## Brief
Print the listing below exactly.

* BEGIN Supplied information *

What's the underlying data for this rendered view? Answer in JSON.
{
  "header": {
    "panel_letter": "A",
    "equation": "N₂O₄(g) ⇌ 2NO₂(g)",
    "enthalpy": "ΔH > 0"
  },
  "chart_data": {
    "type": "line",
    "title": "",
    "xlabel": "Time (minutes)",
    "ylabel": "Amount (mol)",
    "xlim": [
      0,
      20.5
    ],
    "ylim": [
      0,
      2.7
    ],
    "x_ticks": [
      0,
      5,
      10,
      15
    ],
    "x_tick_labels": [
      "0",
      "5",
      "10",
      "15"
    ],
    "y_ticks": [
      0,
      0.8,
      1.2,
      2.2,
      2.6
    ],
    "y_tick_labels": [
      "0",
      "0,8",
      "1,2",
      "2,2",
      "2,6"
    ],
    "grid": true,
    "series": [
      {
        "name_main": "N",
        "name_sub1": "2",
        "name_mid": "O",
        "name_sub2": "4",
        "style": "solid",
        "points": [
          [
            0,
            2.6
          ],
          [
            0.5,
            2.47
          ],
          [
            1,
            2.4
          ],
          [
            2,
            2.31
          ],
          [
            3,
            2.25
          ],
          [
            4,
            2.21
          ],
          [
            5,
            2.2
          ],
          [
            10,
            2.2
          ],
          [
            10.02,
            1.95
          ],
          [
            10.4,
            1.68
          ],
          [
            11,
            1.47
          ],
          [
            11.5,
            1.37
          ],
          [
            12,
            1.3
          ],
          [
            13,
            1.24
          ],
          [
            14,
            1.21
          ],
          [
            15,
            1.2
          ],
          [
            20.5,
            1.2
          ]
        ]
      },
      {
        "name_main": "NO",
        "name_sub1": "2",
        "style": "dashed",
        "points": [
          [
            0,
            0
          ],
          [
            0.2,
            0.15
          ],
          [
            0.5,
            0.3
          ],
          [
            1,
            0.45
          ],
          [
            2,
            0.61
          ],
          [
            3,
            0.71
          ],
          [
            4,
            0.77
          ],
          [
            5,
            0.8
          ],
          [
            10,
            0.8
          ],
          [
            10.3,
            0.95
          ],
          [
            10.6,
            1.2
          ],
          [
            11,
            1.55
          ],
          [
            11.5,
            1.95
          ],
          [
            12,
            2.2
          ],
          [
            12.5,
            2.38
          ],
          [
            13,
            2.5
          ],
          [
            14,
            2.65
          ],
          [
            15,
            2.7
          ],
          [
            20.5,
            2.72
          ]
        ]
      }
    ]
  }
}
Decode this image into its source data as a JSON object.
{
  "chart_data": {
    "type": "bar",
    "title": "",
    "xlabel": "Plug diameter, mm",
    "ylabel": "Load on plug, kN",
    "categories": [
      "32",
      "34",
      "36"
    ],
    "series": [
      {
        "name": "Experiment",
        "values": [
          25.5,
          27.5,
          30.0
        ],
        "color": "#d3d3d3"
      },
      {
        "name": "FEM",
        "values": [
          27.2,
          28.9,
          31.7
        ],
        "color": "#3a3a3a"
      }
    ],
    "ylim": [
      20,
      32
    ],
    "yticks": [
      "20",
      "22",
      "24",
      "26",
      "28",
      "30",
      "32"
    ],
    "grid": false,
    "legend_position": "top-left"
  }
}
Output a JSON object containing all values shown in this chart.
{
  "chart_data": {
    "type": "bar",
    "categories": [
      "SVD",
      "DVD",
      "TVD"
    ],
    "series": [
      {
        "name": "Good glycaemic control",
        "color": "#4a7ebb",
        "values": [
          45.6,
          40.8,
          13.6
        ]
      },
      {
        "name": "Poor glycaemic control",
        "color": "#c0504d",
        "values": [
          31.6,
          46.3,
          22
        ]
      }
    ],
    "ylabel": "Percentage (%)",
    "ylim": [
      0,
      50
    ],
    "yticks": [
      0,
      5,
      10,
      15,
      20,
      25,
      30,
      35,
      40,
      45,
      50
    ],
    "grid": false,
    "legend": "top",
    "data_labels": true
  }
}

* END Supplied information *

## Exercise result
What's the underlying data for this rendered view? Answer in JSON.
{
  "header": {
    "panel_letter": "A",
    "equation": "N₂O₄(g) ⇌ 2NO₂(g)",
    "enthalpy": "ΔH > 0"
  },
  "chart_data": {
    "type": "line",
    "title": "",
    "xlabel": "Time (minutes)",
    "ylabel": "Amount (mol)",
    "xlim": [
      0,
      20.5
    ],
    "ylim": [
      0,
      2.7
    ],
    "x_ticks": [
      0,
      5,
      10,
      15
    ],
    "x_tick_labels": [
      "0",
      "5",
      "10",
      "15"
    ],
    "y_ticks": [
      0,
      0.8,
      1.2,
      2.2,
      2.6
    ],
    "y_tick_labels": [
      "0",
      "0,8",
      "1,2",
      "2,2",
      "2,6"
    ],
    "grid": true,
    "series": [
      {
        "name_main": "N",
        "name_sub1": "2",
        "name_mid": "O",
        "name_sub2": "4",
        "style": "solid",
        "points": [
          [
            0,
            2.6
          ],
          [
            0.5,
            2.47
          ],
          [
            1,
            2.4
          ],
          [
            2,
            2.31
          ],
          [
            3,
            2.25
          ],
          [
            4,
            2.21
          ],
          [
            5,
            2.2
          ],
          [
            10,
            2.2
          ],
          [
            10.02,
            1.95
          ],
          [
            10.4,
            1.68
          ],
          [
            11,
            1.47
          ],
          [
            11.5,
            1.37
          ],
          [
            12,
            1.3
          ],
          [
            13,
            1.24
          ],
          [
            14,
            1.21
          ],
          [
            15,
            1.2
          ],
          [
            20.5,
            1.2
          ]
        ]
      },
      {
        "name_main": "NO",
        "name_sub1": "2",
        "style": "dashed",
        "points": [
          [
            0,
            0
          ],
          [
            0.2,
            0.15
          ],
          [
            0.5,
            0.3
          ],
          [
            1,
            0.45
          ],
          [
            2,
            0.61
          ],
          [
            3,
            0.71
          ],
          [
            4,
            0.77
          ],
          [
            5,
            0.8
          ],
          [
            10,
            0.8
          ],
          [
            10.3,
            0.95
          ],
          [
            10.6,
            1.2
          ],
          [
            11,
            1.55
          ],
          [
            11.5,
            1.95
          ],
          [
            12,
            2.2
          ],
          [
            12.5,
            2.38
          ],
          [
            13,
            2.5
          ],
          [
            14,
            2.65
          ],
          [
            15,
            2.7
          ],
          [
            20.5,
            2.72
          ]
        ]
      }
    ]
  }
}
Decode this image into its source data as a JSON object.
{
  "chart_data": {
    "type": "bar",
    "title": "",
    "xlabel": "Plug diameter, mm",
    "ylabel": "Load on plug, kN",
    "categories": [
      "32",
      "34",
      "36"
    ],
    "series": [
      {
        "name": "Experiment",
        "values": [
          25.5,
          27.5,
          30.0
        ],
        "color": "#d3d3d3"
      },
      {
        "name": "FEM",
        "values": [
          27.2,
          28.9,
          31.7
        ],
        "color": "#3a3a3a"
      }
    ],
    "ylim": [
      20,
      32
    ],
    "yticks": [
      "20",
      "22",
      "24",
      "26",
      "28",
      "30",
      "32"
    ],
    "grid": false,
    "legend_position": "top-left"
  }
}
Output a JSON object containing all values shown in this chart.
{
  "chart_data": {
    "type": "bar",
    "categories": [
      "SVD",
      "DVD",
      "TVD"
    ],
    "series": [
      {
        "name": "Good glycaemic control",
        "color": "#4a7ebb",
        "values": [
          45.6,
          40.8,
          13.6
        ]
      },
      {
        "name": "Poor glycaemic control",
        "color": "#c0504d",
        "values": [
          31.6,
          46.3,
          22
        ]
      }
    ],
    "ylabel": "Percentage (%)",
    "ylim": [
      0,
      50
    ],
    "yticks": [
      0,
      5,
      10,
      15,
      20,
      25,
      30,
      35,
      40,
      45,
      50
    ],
    "grid": false,
    "legend": "top",
    "data_labels": true
  }
}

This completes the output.